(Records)
###

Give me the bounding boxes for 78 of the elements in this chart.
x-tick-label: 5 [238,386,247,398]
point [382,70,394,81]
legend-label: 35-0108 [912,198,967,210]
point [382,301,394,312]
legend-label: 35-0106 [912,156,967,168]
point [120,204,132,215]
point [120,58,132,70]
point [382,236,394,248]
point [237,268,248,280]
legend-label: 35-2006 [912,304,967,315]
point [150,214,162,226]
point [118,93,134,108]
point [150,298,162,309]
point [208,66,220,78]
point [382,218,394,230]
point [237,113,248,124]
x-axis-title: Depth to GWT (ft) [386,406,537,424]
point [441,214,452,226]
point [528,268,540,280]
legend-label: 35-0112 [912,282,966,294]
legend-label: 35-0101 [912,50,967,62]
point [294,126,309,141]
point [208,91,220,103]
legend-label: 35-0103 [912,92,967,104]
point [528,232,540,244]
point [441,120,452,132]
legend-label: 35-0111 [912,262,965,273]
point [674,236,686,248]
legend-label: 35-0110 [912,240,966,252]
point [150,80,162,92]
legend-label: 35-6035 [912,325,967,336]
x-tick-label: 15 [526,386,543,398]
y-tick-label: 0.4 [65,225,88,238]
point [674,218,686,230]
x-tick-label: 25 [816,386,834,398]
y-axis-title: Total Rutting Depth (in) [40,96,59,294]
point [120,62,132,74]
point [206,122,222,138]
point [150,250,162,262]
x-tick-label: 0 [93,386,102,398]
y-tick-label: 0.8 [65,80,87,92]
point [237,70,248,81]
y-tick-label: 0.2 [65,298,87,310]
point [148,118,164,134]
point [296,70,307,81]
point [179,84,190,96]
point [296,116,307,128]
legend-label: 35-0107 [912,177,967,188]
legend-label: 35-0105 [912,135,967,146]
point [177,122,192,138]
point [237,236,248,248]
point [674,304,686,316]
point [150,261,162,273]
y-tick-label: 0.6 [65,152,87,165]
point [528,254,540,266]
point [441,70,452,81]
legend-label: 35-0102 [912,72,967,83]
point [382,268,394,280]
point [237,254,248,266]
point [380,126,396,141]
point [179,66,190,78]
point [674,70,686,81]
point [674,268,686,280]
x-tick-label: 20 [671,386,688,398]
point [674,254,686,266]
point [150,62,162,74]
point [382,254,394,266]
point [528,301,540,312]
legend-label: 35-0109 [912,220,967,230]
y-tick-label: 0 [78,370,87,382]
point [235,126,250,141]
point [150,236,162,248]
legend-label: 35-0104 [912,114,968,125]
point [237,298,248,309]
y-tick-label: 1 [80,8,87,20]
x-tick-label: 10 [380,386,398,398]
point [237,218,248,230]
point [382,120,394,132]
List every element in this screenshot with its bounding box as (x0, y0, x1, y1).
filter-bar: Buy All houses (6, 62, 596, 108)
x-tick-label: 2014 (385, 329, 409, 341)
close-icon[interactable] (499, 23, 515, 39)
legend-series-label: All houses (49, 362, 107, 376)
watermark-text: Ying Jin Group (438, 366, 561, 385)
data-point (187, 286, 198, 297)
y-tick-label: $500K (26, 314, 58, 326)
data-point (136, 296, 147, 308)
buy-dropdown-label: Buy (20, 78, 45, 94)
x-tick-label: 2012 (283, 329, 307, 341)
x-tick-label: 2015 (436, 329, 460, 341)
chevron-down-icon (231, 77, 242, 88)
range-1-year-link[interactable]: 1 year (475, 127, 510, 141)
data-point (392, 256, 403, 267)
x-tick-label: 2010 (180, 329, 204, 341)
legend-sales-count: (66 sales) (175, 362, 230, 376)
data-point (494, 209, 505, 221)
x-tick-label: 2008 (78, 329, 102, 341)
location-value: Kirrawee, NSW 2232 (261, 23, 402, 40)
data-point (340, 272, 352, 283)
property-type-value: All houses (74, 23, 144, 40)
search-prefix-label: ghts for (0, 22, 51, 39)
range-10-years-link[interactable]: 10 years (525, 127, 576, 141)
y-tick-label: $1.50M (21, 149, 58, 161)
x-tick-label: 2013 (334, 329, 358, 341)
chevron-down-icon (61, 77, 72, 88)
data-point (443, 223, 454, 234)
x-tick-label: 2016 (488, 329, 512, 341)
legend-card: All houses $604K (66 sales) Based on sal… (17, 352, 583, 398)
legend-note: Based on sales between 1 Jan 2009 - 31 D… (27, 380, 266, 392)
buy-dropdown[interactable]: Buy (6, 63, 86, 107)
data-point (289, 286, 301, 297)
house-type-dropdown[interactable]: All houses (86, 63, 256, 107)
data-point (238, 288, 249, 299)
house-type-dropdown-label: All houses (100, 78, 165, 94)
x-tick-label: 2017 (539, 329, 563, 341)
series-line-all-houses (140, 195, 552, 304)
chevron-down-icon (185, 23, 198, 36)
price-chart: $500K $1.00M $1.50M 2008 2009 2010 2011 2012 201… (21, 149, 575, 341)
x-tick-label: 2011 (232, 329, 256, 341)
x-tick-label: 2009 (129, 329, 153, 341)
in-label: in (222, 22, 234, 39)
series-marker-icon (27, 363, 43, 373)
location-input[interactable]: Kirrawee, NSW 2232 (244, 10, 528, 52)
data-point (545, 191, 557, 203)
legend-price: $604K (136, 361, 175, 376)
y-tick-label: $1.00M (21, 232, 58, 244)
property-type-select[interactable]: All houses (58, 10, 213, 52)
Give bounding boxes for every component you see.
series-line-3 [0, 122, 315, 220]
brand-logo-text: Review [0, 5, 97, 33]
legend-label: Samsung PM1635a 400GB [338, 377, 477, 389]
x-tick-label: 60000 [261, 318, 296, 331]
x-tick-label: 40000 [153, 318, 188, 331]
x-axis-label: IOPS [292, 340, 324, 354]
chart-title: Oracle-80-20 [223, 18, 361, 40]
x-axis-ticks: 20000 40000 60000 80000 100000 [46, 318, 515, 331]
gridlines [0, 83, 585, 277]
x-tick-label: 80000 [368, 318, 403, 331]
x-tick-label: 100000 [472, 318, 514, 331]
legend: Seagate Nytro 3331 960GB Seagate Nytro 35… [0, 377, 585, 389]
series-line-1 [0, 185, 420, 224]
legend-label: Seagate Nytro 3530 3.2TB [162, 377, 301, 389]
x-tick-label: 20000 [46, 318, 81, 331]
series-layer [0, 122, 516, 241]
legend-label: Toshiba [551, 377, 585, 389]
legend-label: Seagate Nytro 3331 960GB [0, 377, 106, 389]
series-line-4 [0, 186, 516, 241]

###

# Exercise brief
Turn all of the lines above into a numbered list and leave out any blank lines.

# Problem solution
1. Give me the bounding boxes for 78 of the elements in this chart.
2. x-tick-label: 5 [238,386,247,398]
3. point [382,70,394,81]
4. legend-label: 35-0108 [912,198,967,210]
5. point [382,301,394,312]
6. legend-label: 35-0106 [912,156,967,168]
7. point [120,204,132,215]
8. point [120,58,132,70]
9. point [382,236,394,248]
10. point [237,268,248,280]
11. legend-label: 35-2006 [912,304,967,315]
12. point [150,214,162,226]
13. point [118,93,134,108]
14. point [150,298,162,309]
15. point [208,66,220,78]
16. point [382,218,394,230]
17. point [237,113,248,124]
18. x-axis-title: Depth to GWT (ft) [386,406,537,424]
19. point [441,214,452,226]
20. point [528,268,540,280]
21. legend-label: 35-0112 [912,282,966,294]
22. legend-label: 35-0101 [912,50,967,62]
23. point [294,126,309,141]
24. point [208,91,220,103]
25. legend-label: 35-0103 [912,92,967,104]
26. point [528,232,540,244]
27. point [441,120,452,132]
28. legend-label: 35-0111 [912,262,965,273]
29. point [674,236,686,248]
30. legend-label: 35-0110 [912,240,966,252]
31. point [150,80,162,92]
32. legend-label: 35-6035 [912,325,967,336]
33. x-tick-label: 15 [526,386,543,398]
34. y-tick-label: 0.4 [65,225,88,238]
35. point [674,218,686,230]
36. x-tick-label: 25 [816,386,834,398]
37. y-axis-title: Total Rutting Depth (in) [40,96,59,294]
38. point [120,62,132,74]
39. point [206,122,222,138]
40. point [150,250,162,262]
41. x-tick-label: 0 [93,386,102,398]
42. y-tick-label: 0.8 [65,80,87,92]
43. point [237,70,248,81]
44. y-tick-label: 0.2 [65,298,87,310]
45. point [148,118,164,134]
46. point [296,70,307,81]
47. point [179,84,190,96]
48. point [296,116,307,128]
49. legend-label: 35-0107 [912,177,967,188]
50. legend-label: 35-0105 [912,135,967,146]
51. point [177,122,192,138]
52. point [237,236,248,248]
53. point [674,304,686,316]
54. point [150,261,162,273]
55. y-tick-label: 0.6 [65,152,87,165]
56. point [528,254,540,266]
57. point [441,70,452,81]
58. legend-label: 35-0102 [912,72,967,83]
59. point [382,268,394,280]
60. point [237,254,248,266]
61. point [380,126,396,141]
62. point [179,66,190,78]
63. point [674,70,686,81]
64. point [674,268,686,280]
65. x-tick-label: 20 [671,386,688,398]
66. point [674,254,686,266]
67. point [150,62,162,74]
68. point [382,254,394,266]
69. point [528,301,540,312]
70. legend-label: 35-0109 [912,220,967,230]
71. y-tick-label: 0 [78,370,87,382]
72. point [235,126,250,141]
73. point [150,236,162,248]
74. legend-label: 35-0104 [912,114,968,125]
75. point [237,298,248,309]
76. y-tick-label: 1 [80,8,87,20]
77. x-tick-label: 10 [380,386,398,398]
78. point [237,218,248,230]
79. point [382,120,394,132]
80. List every element in this screenshot with its bounding box as (x0, y0, x1, y1).
81. filter-bar: Buy All houses (6, 62, 596, 108)
82. x-tick-label: 2014 (385, 329, 409, 341)
83. close-icon[interactable] (499, 23, 515, 39)
84. legend-series-label: All houses (49, 362, 107, 376)
85. watermark-text: Ying Jin Group (438, 366, 561, 385)
86. data-point (187, 286, 198, 297)
87. y-tick-label: $500K (26, 314, 58, 326)
88. data-point (136, 296, 147, 308)
89. buy-dropdown-label: Buy (20, 78, 45, 94)
90. x-tick-label: 2012 (283, 329, 307, 341)
91. x-tick-label: 2015 (436, 329, 460, 341)
92. chevron-down-icon (231, 77, 242, 88)
93. range-1-year-link[interactable]: 1 year (475, 127, 510, 141)
94. data-point (392, 256, 403, 267)
95. x-tick-label: 2010 (180, 329, 204, 341)
96. legend-sales-count: (66 sales) (175, 362, 230, 376)
97. data-point (494, 209, 505, 221)
98. x-tick-label: 2008 (78, 329, 102, 341)
99. location-value: Kirrawee, NSW 2232 (261, 23, 402, 40)
100. data-point (340, 272, 352, 283)
101. property-type-value: All houses (74, 23, 144, 40)
102. search-prefix-label: ghts for (0, 22, 51, 39)
103. range-10-years-link[interactable]: 10 years (525, 127, 576, 141)
104. y-tick-label: $1.50M (21, 149, 58, 161)
105. x-tick-label: 2013 (334, 329, 358, 341)
106. chevron-down-icon (61, 77, 72, 88)
107. data-point (443, 223, 454, 234)
108. x-tick-label: 2016 (488, 329, 512, 341)
109. legend-card: All houses $604K (66 sales) Based on sal… (17, 352, 583, 398)
110. legend-note: Based on sales between 1 Jan 2009 - 31 D… (27, 380, 266, 392)
111. buy-dropdown[interactable]: Buy (6, 63, 86, 107)
112. data-point (289, 286, 301, 297)
113. house-type-dropdown[interactable]: All houses (86, 63, 256, 107)
114. data-point (238, 288, 249, 299)
115. house-type-dropdown-label: All houses (100, 78, 165, 94)
116. x-tick-label: 2017 (539, 329, 563, 341)
117. series-line-all-houses (140, 195, 552, 304)
118. chevron-down-icon (185, 23, 198, 36)
119. price-chart: $500K $1.00M $1.50M 2008 2009 2010 2011 2012 201… (21, 149, 575, 341)
120. x-tick-label: 2011 (232, 329, 256, 341)
121. x-tick-label: 2009 (129, 329, 153, 341)
122. in-label: in (222, 22, 234, 39)
123. series-marker-icon (27, 363, 43, 373)
124. location-input[interactable]: Kirrawee, NSW 2232 (244, 10, 528, 52)
125. data-point (545, 191, 557, 203)
126. legend-price: $604K (136, 361, 175, 376)
127. y-tick-label: $1.00M (21, 232, 58, 244)
128. property-type-select[interactable]: All houses (58, 10, 213, 52)
129. Give bounding boxes for every component you see.
130. series-line-3 [0, 122, 315, 220]
131. brand-logo-text: Review [0, 5, 97, 33]
132. legend-label: Samsung PM1635a 400GB [338, 377, 477, 389]
133. x-tick-label: 60000 [261, 318, 296, 331]
134. x-tick-label: 40000 [153, 318, 188, 331]
135. x-axis-label: IOPS [292, 340, 324, 354]
136. chart-title: Oracle-80-20 [223, 18, 361, 40]
137. x-axis-ticks: 20000 40000 60000 80000 100000 [46, 318, 515, 331]
138. gridlines [0, 83, 585, 277]
139. x-tick-label: 80000 [368, 318, 403, 331]
140. x-tick-label: 100000 [472, 318, 514, 331]
141. legend: Seagate Nytro 3331 960GB Seagate Nytro 35… [0, 377, 585, 389]
142. series-line-1 [0, 185, 420, 224]
143. legend-label: Seagate Nytro 3530 3.2TB [162, 377, 301, 389]
144. x-tick-label: 20000 [46, 318, 81, 331]
145. series-layer [0, 122, 516, 241]
146. legend-label: Toshiba [551, 377, 585, 389]
147. legend-label: Seagate Nytro 3331 960GB [0, 377, 106, 389]
148. series-line-4 [0, 186, 516, 241]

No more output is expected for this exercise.